▶ RECORDED DATA:

-- Start --

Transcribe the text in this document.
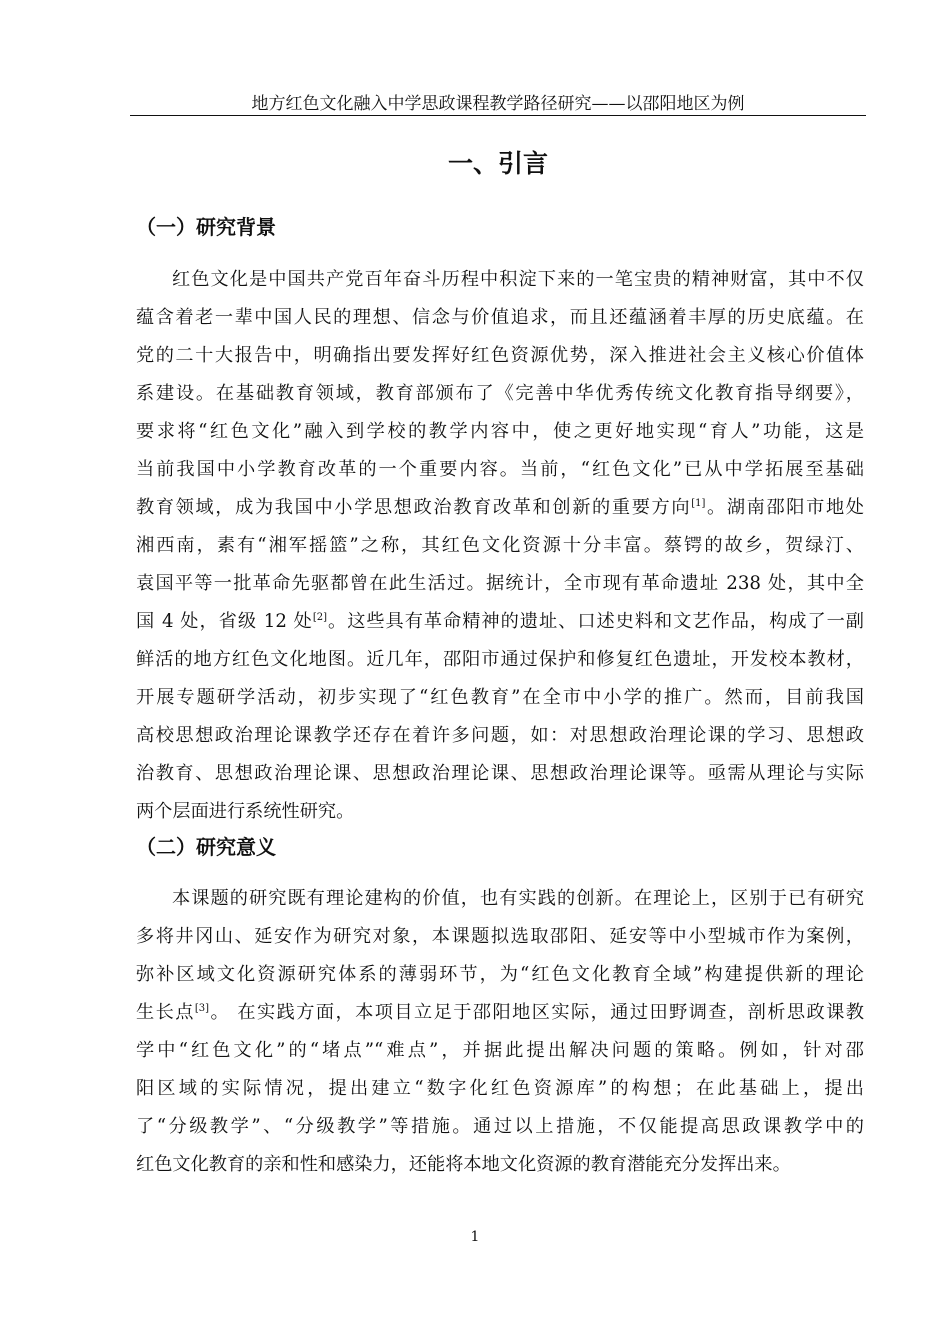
地方红色文化融入中学思政课程教学路径研究——以邵阳地区为例
一、引言
（一）研究背景
红色文化是中国共产党百年奋斗历程中积淀下来的一笔宝贵的精神财富，其中不仅
蕴含着老一辈中国人民的理想、信念与价值追求，而且还蕴涵着丰厚的历史底蕴。在
党的二十大报告中，明确指出要发挥好红色资源优势，深入推进社会主义核心价值体
系建设。在基础教育领域，教育部颁布了《完善中华优秀传统文化教育指导纲要》，
要求将“红色文化”融入到学校的教学内容中，使之更好地实现“育人”功能，这是
当前我国中小学教育改革的一个重要内容。当前，“红色文化”已从中学拓展至基础
教育领域，成为我国中小学思想政治教育改革和创新的重要方向[1]。湖南邵阳市地处
湘西南，素有“湘军摇篮”之称，其红色文化资源十分丰富。蔡锷的故乡，贺绿汀、
袁国平等一批革命先驱都曾在此生活过。据统计，全市现有革命遗址 238 处，其中全
国 4 处，省级 12 处[2]。这些具有革命精神的遗址、口述史料和文艺作品，构成了一副
鲜活的地方红色文化地图。近几年，邵阳市通过保护和修复红色遗址，开发校本教材，
开展专题研学活动，初步实现了“红色教育”在全市中小学的推广。然而，目前我国
高校思想政治理论课教学还存在着许多问题，如：对思想政治理论课的学习、思想政
治教育、思想政治理论课、思想政治理论课、思想政治理论课等。亟需从理论与实际
两个层面进行系统性研究。
（二）研究意义
本课题的研究既有理论建构的价值，也有实践的创新。在理论上，区别于已有研究
多将井冈山、延安作为研究对象，本课题拟选取邵阳、延安等中小型城市作为案例，
弥补区域文化资源研究体系的薄弱环节，为“红色文化教育全域”构建提供新的理论
生长点[3]。 在实践方面，本项目立足于邵阳地区实际，通过田野调查，剖析思政课教
学中“红色文化”的“堵点”“难点”，并据此提出解决问题的策略。例如，针对邵
阳区域的实际情况，提出建立“数字化红色资源库”的构想；在此基础上，提出
了“分级教学”、“分级教学”等措施。通过以上措施，不仅能提高思政课教学中的
红色文化教育的亲和性和感染力，还能将本地文化资源的教育潜能充分发挥出来。
1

-- End --

▶ TASK TO CARRY OUT:
Pictures don't belong in the copy. Restate all the entries exactly.

▶ PROBLEM SOLUTION:
Transcribe the text in this document.
地方红色文化融入中学思政课程教学路径研究——以邵阳地区为例
一、引言
（一）研究背景
红色文化是中国共产党百年奋斗历程中积淀下来的一笔宝贵的精神财富，其中不仅
蕴含着老一辈中国人民的理想、信念与价值追求，而且还蕴涵着丰厚的历史底蕴。在
党的二十大报告中，明确指出要发挥好红色资源优势，深入推进社会主义核心价值体
系建设。在基础教育领域，教育部颁布了《完善中华优秀传统文化教育指导纲要》，
要求将“红色文化”融入到学校的教学内容中，使之更好地实现“育人”功能，这是
当前我国中小学教育改革的一个重要内容。当前，“红色文化”已从中学拓展至基础
教育领域，成为我国中小学思想政治教育改革和创新的重要方向[1]。湖南邵阳市地处
湘西南，素有“湘军摇篮”之称，其红色文化资源十分丰富。蔡锷的故乡，贺绿汀、
袁国平等一批革命先驱都曾在此生活过。据统计，全市现有革命遗址 238 处，其中全
国 4 处，省级 12 处[2]。这些具有革命精神的遗址、口述史料和文艺作品，构成了一副
鲜活的地方红色文化地图。近几年，邵阳市通过保护和修复红色遗址，开发校本教材，
开展专题研学活动，初步实现了“红色教育”在全市中小学的推广。然而，目前我国
高校思想政治理论课教学还存在着许多问题，如：对思想政治理论课的学习、思想政
治教育、思想政治理论课、思想政治理论课、思想政治理论课等。亟需从理论与实际
两个层面进行系统性研究。
（二）研究意义
本课题的研究既有理论建构的价值，也有实践的创新。在理论上，区别于已有研究
多将井冈山、延安作为研究对象，本课题拟选取邵阳、延安等中小型城市作为案例，
弥补区域文化资源研究体系的薄弱环节，为“红色文化教育全域”构建提供新的理论
生长点[3]。 在实践方面，本项目立足于邵阳地区实际，通过田野调查，剖析思政课教
学中“红色文化”的“堵点”“难点”，并据此提出解决问题的策略。例如，针对邵
阳区域的实际情况，提出建立“数字化红色资源库”的构想；在此基础上，提出
了“分级教学”、“分级教学”等措施。通过以上措施，不仅能提高思政课教学中的
红色文化教育的亲和性和感染力，还能将本地文化资源的教育潜能充分发挥出来。
1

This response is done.